[BEGIN Given information]

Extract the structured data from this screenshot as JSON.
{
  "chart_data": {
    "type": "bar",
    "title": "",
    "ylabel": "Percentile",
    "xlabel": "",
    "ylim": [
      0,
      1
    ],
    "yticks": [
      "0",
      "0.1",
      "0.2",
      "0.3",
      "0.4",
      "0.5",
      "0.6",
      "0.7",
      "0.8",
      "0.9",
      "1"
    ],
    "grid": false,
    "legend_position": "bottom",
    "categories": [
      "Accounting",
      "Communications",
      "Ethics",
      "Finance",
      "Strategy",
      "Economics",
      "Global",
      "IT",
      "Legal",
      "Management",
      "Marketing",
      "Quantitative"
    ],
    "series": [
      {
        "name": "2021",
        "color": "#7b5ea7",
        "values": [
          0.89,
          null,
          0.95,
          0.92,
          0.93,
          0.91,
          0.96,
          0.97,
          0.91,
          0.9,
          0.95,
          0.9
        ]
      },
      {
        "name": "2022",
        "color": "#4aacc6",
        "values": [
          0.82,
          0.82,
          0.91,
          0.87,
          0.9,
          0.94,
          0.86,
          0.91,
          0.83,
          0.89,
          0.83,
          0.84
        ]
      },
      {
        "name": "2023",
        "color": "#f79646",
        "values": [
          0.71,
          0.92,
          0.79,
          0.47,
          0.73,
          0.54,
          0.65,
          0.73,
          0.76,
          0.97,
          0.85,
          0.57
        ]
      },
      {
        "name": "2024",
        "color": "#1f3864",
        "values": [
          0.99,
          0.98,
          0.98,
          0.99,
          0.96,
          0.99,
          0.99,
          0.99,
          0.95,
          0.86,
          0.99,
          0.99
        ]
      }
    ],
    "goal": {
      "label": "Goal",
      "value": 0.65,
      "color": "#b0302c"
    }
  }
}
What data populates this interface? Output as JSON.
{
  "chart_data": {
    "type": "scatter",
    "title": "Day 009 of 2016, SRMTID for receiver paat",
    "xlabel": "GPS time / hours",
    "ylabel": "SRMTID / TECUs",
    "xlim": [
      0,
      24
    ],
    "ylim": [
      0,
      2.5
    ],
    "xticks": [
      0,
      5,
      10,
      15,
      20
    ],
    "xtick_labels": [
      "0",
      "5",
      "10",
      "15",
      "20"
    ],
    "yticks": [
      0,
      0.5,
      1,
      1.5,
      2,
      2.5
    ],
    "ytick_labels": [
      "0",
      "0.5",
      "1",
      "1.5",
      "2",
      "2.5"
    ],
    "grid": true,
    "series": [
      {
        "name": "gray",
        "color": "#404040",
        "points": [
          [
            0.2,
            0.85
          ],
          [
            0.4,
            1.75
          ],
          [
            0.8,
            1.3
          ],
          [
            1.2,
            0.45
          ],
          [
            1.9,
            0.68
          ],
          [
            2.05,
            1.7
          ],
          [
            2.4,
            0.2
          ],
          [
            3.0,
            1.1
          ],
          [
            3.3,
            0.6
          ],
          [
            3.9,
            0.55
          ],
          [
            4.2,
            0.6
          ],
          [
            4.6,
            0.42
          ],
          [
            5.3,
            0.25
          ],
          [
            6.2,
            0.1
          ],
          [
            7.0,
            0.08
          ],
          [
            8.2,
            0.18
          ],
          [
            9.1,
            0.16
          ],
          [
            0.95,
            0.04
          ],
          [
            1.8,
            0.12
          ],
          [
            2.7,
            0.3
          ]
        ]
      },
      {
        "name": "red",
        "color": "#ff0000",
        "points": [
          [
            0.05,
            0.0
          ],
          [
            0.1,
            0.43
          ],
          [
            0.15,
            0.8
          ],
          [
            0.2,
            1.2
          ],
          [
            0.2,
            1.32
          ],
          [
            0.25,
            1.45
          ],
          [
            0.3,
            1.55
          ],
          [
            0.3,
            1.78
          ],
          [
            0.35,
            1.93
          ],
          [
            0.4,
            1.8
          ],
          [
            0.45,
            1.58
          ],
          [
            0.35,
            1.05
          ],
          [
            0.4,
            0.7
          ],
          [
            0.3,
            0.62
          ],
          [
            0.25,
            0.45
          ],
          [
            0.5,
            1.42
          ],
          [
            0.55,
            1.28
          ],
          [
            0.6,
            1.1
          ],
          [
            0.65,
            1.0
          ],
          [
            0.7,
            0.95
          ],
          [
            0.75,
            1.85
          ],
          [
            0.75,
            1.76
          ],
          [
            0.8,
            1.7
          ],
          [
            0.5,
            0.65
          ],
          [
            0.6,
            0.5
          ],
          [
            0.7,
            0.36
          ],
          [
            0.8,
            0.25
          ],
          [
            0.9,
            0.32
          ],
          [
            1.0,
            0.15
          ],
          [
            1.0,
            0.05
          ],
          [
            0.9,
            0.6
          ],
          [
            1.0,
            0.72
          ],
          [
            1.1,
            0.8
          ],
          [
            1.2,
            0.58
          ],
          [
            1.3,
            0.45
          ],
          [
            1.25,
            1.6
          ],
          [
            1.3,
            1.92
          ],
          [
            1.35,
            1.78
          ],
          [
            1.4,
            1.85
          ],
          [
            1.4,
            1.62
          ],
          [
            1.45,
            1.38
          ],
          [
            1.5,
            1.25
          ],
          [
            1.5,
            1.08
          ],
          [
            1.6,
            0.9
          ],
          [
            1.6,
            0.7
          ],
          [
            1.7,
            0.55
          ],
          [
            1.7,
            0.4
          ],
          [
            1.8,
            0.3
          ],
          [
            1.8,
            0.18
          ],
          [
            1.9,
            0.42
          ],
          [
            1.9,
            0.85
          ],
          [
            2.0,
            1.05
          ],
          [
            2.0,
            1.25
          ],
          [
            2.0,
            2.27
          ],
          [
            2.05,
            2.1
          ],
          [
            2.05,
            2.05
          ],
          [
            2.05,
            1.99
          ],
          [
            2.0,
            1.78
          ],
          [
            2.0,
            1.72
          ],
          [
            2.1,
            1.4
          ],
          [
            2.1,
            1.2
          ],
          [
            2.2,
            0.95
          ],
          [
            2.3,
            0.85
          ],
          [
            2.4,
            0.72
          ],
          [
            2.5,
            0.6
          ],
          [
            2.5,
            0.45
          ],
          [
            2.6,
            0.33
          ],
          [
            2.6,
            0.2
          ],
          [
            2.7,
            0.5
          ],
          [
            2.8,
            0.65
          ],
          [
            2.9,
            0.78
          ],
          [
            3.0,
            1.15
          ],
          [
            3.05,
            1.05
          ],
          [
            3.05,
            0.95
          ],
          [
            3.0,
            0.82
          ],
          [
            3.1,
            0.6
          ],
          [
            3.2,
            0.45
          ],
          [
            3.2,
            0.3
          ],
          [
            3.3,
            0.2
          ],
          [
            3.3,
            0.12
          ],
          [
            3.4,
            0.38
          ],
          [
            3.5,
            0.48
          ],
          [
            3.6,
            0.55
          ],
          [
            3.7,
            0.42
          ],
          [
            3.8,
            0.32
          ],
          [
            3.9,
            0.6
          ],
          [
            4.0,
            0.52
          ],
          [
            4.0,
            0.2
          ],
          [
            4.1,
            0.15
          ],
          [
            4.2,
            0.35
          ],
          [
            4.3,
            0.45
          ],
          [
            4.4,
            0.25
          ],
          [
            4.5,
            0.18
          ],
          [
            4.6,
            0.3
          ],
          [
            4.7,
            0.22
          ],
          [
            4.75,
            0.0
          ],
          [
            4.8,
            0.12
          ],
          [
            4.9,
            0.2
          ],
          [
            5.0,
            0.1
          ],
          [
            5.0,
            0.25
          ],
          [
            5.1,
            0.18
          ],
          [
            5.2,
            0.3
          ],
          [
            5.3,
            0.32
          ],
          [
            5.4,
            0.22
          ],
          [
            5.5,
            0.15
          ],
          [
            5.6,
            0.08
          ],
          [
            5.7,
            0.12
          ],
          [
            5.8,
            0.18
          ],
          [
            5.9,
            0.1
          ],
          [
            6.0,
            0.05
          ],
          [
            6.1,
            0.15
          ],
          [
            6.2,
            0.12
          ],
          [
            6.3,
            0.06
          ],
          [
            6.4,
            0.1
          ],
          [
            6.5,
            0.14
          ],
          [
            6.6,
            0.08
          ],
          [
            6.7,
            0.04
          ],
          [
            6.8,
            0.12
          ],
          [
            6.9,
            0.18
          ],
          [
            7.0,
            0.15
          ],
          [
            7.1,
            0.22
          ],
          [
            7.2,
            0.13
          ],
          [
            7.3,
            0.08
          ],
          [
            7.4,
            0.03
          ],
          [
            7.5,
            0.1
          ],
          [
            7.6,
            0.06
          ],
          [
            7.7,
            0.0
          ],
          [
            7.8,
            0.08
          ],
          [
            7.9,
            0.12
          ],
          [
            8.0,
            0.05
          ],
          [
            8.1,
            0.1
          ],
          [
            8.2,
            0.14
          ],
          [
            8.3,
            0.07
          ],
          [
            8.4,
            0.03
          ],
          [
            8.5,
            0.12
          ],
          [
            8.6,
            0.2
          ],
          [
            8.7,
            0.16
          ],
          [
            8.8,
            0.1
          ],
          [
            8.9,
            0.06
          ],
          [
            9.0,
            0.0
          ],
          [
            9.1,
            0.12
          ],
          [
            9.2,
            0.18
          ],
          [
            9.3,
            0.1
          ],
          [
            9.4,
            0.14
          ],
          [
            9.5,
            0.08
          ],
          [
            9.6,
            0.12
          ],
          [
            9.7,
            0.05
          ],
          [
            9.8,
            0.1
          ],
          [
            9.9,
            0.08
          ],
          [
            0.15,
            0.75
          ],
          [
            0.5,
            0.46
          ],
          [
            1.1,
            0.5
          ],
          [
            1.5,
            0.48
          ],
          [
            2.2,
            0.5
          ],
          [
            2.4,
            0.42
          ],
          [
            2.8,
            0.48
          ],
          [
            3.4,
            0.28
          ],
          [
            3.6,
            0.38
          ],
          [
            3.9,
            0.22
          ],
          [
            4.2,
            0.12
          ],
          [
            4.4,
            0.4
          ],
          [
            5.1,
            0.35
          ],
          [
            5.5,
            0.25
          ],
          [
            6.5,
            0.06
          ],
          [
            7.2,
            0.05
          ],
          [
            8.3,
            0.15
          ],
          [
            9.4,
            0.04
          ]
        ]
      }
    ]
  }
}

[END Given information]

Required task: Leave out every line without the string "JSON" and copy the rest.

Complete response:
Extract the structured data from this screenshot as JSON.
What data populates this interface? Output as JSON.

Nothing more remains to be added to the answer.